▶ _Exercise aim_
Here are some entries; quote each one exactly.

▶ _Given data_
>> start

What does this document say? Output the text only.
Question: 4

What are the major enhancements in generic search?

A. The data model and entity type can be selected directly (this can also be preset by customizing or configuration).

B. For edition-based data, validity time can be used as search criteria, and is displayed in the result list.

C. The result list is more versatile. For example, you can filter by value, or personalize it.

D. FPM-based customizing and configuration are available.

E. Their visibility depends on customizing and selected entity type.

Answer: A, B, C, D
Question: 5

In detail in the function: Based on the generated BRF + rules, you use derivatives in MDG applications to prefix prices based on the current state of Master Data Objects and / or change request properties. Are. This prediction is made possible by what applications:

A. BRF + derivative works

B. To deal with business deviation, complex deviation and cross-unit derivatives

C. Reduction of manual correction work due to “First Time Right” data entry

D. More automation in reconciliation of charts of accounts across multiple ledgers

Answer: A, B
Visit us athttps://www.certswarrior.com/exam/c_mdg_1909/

>> end

▶ _Result of the task_
What does this document say? Output the text only.
Question: 4

What are the major enhancements in generic search?

A. The data model and entity type can be selected directly (this can also be preset by customizing or configuration).

B. For edition-based data, validity time can be used as search criteria, and is displayed in the result list.

C. The result list is more versatile. For example, you can filter by value, or personalize it.

D. FPM-based customizing and configuration are available.

E. Their visibility depends on customizing and selected entity type.

Answer: A, B, C, D
Question: 5

In detail in the function: Based on the generated BRF + rules, you use derivatives in MDG applications to prefix prices based on the current state of Master Data Objects and / or change request properties. Are. This prediction is made possible by what applications:

A. BRF + derivative works

B. To deal with business deviation, complex deviation and cross-unit derivatives

C. Reduction of manual correction work due to “First Time Right” data entry

D. More automation in reconciliation of charts of accounts across multiple ledgers

Answer: A, B
Visit us athttps://www.certswarrior.com/exam/c_mdg_1909/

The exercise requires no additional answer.